**Written problem**
Every entry must be given again exactly.

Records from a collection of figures
##########

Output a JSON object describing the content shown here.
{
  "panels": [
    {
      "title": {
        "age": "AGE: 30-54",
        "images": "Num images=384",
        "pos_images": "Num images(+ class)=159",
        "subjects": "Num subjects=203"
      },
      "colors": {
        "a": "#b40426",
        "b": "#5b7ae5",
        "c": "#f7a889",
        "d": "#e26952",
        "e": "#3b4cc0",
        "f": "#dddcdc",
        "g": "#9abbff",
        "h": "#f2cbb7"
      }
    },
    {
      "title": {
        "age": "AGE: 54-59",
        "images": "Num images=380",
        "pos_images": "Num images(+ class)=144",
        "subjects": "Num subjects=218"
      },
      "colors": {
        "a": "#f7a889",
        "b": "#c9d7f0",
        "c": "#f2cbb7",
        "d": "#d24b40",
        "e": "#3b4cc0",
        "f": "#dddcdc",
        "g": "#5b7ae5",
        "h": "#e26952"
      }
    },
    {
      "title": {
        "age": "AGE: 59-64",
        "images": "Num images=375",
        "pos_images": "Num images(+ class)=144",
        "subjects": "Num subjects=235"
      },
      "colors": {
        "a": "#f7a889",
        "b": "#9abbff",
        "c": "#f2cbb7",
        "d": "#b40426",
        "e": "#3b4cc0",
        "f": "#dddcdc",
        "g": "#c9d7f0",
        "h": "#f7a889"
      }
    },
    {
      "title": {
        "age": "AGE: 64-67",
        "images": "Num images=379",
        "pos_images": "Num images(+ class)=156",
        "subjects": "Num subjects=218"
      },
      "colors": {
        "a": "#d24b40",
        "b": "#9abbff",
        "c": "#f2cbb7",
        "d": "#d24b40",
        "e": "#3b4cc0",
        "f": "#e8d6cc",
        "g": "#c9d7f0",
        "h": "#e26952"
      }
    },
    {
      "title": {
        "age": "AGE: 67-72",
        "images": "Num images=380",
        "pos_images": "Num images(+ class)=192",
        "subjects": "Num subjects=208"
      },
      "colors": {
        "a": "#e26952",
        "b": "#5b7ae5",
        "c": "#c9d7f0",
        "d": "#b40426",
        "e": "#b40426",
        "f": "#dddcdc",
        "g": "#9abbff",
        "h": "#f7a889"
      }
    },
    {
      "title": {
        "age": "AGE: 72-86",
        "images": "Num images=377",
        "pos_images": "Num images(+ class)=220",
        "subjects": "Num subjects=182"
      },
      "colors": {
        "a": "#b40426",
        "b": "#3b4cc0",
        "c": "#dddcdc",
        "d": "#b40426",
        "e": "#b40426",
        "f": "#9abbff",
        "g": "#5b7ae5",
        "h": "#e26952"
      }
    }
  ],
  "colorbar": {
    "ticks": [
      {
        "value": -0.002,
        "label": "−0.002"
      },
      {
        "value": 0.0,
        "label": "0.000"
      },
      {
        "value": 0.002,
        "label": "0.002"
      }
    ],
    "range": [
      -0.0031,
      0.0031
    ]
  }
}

##########

**Reply**
Output a JSON object describing the content shown here.
{
  "panels": [
    {
      "title": {
        "age": "AGE: 30-54",
        "images": "Num images=384",
        "pos_images": "Num images(+ class)=159",
        "subjects": "Num subjects=203"
      },
      "colors": {
        "a": "#b40426",
        "b": "#5b7ae5",
        "c": "#f7a889",
        "d": "#e26952",
        "e": "#3b4cc0",
        "f": "#dddcdc",
        "g": "#9abbff",
        "h": "#f2cbb7"
      }
    },
    {
      "title": {
        "age": "AGE: 54-59",
        "images": "Num images=380",
        "pos_images": "Num images(+ class)=144",
        "subjects": "Num subjects=218"
      },
      "colors": {
        "a": "#f7a889",
        "b": "#c9d7f0",
        "c": "#f2cbb7",
        "d": "#d24b40",
        "e": "#3b4cc0",
        "f": "#dddcdc",
        "g": "#5b7ae5",
        "h": "#e26952"
      }
    },
    {
      "title": {
        "age": "AGE: 59-64",
        "images": "Num images=375",
        "pos_images": "Num images(+ class)=144",
        "subjects": "Num subjects=235"
      },
      "colors": {
        "a": "#f7a889",
        "b": "#9abbff",
        "c": "#f2cbb7",
        "d": "#b40426",
        "e": "#3b4cc0",
        "f": "#dddcdc",
        "g": "#c9d7f0",
        "h": "#f7a889"
      }
    },
    {
      "title": {
        "age": "AGE: 64-67",
        "images": "Num images=379",
        "pos_images": "Num images(+ class)=156",
        "subjects": "Num subjects=218"
      },
      "colors": {
        "a": "#d24b40",
        "b": "#9abbff",
        "c": "#f2cbb7",
        "d": "#d24b40",
        "e": "#3b4cc0",
        "f": "#e8d6cc",
        "g": "#c9d7f0",
        "h": "#e26952"
      }
    },
    {
      "title": {
        "age": "AGE: 67-72",
        "images": "Num images=380",
        "pos_images": "Num images(+ class)=192",
        "subjects": "Num subjects=208"
      },
      "colors": {
        "a": "#e26952",
        "b": "#5b7ae5",
        "c": "#c9d7f0",
        "d": "#b40426",
        "e": "#b40426",
        "f": "#dddcdc",
        "g": "#9abbff",
        "h": "#f7a889"
      }
    },
    {
      "title": {
        "age": "AGE: 72-86",
        "images": "Num images=377",
        "pos_images": "Num images(+ class)=220",
        "subjects": "Num subjects=182"
      },
      "colors": {
        "a": "#b40426",
        "b": "#3b4cc0",
        "c": "#dddcdc",
        "d": "#b40426",
        "e": "#b40426",
        "f": "#9abbff",
        "g": "#5b7ae5",
        "h": "#e26952"
      }
    }
  ],
  "colorbar": {
    "ticks": [
      {
        "value": -0.002,
        "label": "−0.002"
      },
      {
        "value": 0.0,
        "label": "0.000"
      },
      {
        "value": 0.002,
        "label": "0.002"
      }
    ],
    "range": [
      -0.0031,
      0.0031
    ]
  }
}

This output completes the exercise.